■ The input:
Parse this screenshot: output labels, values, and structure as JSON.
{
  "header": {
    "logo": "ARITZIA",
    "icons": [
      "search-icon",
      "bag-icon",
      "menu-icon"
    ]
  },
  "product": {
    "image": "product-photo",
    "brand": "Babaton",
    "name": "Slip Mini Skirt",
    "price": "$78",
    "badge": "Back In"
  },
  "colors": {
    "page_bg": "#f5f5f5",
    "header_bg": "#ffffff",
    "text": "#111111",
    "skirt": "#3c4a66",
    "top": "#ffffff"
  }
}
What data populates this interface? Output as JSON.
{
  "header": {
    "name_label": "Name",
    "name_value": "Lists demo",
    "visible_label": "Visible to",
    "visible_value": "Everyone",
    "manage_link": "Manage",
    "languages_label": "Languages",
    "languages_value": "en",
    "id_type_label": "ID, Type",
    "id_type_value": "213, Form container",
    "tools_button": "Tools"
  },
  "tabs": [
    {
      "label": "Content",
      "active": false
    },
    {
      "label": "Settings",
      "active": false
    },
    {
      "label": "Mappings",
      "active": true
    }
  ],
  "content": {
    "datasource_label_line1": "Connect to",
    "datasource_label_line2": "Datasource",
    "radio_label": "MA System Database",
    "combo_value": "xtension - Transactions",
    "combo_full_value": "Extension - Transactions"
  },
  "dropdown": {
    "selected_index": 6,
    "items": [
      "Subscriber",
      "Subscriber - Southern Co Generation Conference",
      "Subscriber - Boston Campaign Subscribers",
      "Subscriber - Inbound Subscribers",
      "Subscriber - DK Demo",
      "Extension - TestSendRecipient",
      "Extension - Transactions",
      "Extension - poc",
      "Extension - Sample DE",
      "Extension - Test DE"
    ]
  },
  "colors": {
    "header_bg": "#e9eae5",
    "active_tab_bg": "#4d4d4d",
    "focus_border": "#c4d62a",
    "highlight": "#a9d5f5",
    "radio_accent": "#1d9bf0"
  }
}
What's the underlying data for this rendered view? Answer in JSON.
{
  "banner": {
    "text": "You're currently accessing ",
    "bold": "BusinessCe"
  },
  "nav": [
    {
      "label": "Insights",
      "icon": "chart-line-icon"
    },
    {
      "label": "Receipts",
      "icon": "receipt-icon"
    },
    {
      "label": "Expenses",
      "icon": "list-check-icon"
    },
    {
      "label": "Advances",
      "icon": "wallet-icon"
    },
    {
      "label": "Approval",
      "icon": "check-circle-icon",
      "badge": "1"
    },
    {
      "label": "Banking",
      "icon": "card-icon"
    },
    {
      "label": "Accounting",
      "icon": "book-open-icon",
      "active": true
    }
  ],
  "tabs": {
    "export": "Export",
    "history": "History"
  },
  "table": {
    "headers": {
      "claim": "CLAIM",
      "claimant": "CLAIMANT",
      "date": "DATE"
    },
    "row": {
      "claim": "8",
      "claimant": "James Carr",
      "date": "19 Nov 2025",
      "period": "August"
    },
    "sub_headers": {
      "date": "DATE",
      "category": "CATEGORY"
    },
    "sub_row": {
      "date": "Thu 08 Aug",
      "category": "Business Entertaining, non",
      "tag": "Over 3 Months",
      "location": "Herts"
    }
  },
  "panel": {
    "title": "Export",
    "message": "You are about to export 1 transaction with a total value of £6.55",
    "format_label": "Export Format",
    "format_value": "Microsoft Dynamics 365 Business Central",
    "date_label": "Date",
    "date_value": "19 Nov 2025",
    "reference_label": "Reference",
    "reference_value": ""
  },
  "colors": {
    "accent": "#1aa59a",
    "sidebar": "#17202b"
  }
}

■ Written instruction:
Faithfully copy every entry, leaving nothing out.

■ Solution for this exercise:
Parse this screenshot: output labels, values, and structure as JSON.
{
  "header": {
    "logo": "ARITZIA",
    "icons": [
      "search-icon",
      "bag-icon",
      "menu-icon"
    ]
  },
  "product": {
    "image": "product-photo",
    "brand": "Babaton",
    "name": "Slip Mini Skirt",
    "price": "$78",
    "badge": "Back In"
  },
  "colors": {
    "page_bg": "#f5f5f5",
    "header_bg": "#ffffff",
    "text": "#111111",
    "skirt": "#3c4a66",
    "top": "#ffffff"
  }
}
What data populates this interface? Output as JSON.
{
  "header": {
    "name_label": "Name",
    "name_value": "Lists demo",
    "visible_label": "Visible to",
    "visible_value": "Everyone",
    "manage_link": "Manage",
    "languages_label": "Languages",
    "languages_value": "en",
    "id_type_label": "ID, Type",
    "id_type_value": "213, Form container",
    "tools_button": "Tools"
  },
  "tabs": [
    {
      "label": "Content",
      "active": false
    },
    {
      "label": "Settings",
      "active": false
    },
    {
      "label": "Mappings",
      "active": true
    }
  ],
  "content": {
    "datasource_label_line1": "Connect to",
    "datasource_label_line2": "Datasource",
    "radio_label": "MA System Database",
    "combo_value": "xtension - Transactions",
    "combo_full_value": "Extension - Transactions"
  },
  "dropdown": {
    "selected_index": 6,
    "items": [
      "Subscriber",
      "Subscriber - Southern Co Generation Conference",
      "Subscriber - Boston Campaign Subscribers",
      "Subscriber - Inbound Subscribers",
      "Subscriber - DK Demo",
      "Extension - TestSendRecipient",
      "Extension - Transactions",
      "Extension - poc",
      "Extension - Sample DE",
      "Extension - Test DE"
    ]
  },
  "colors": {
    "header_bg": "#e9eae5",
    "active_tab_bg": "#4d4d4d",
    "focus_border": "#c4d62a",
    "highlight": "#a9d5f5",
    "radio_accent": "#1d9bf0"
  }
}
What's the underlying data for this rendered view? Answer in JSON.
{
  "banner": {
    "text": "You're currently accessing ",
    "bold": "BusinessCe"
  },
  "nav": [
    {
      "label": "Insights",
      "icon": "chart-line-icon"
    },
    {
      "label": "Receipts",
      "icon": "receipt-icon"
    },
    {
      "label": "Expenses",
      "icon": "list-check-icon"
    },
    {
      "label": "Advances",
      "icon": "wallet-icon"
    },
    {
      "label": "Approval",
      "icon": "check-circle-icon",
      "badge": "1"
    },
    {
      "label": "Banking",
      "icon": "card-icon"
    },
    {
      "label": "Accounting",
      "icon": "book-open-icon",
      "active": true
    }
  ],
  "tabs": {
    "export": "Export",
    "history": "History"
  },
  "table": {
    "headers": {
      "claim": "CLAIM",
      "claimant": "CLAIMANT",
      "date": "DATE"
    },
    "row": {
      "claim": "8",
      "claimant": "James Carr",
      "date": "19 Nov 2025",
      "period": "August"
    },
    "sub_headers": {
      "date": "DATE",
      "category": "CATEGORY"
    },
    "sub_row": {
      "date": "Thu 08 Aug",
      "category": "Business Entertaining, non",
      "tag": "Over 3 Months",
      "location": "Herts"
    }
  },
  "panel": {
    "title": "Export",
    "message": "You are about to export 1 transaction with a total value of £6.55",
    "format_label": "Export Format",
    "format_value": "Microsoft Dynamics 365 Business Central",
    "date_label": "Date",
    "date_value": "19 Nov 2025",
    "reference_label": "Reference",
    "reference_value": ""
  },
  "colors": {
    "accent": "#1aa59a",
    "sidebar": "#17202b"
  }
}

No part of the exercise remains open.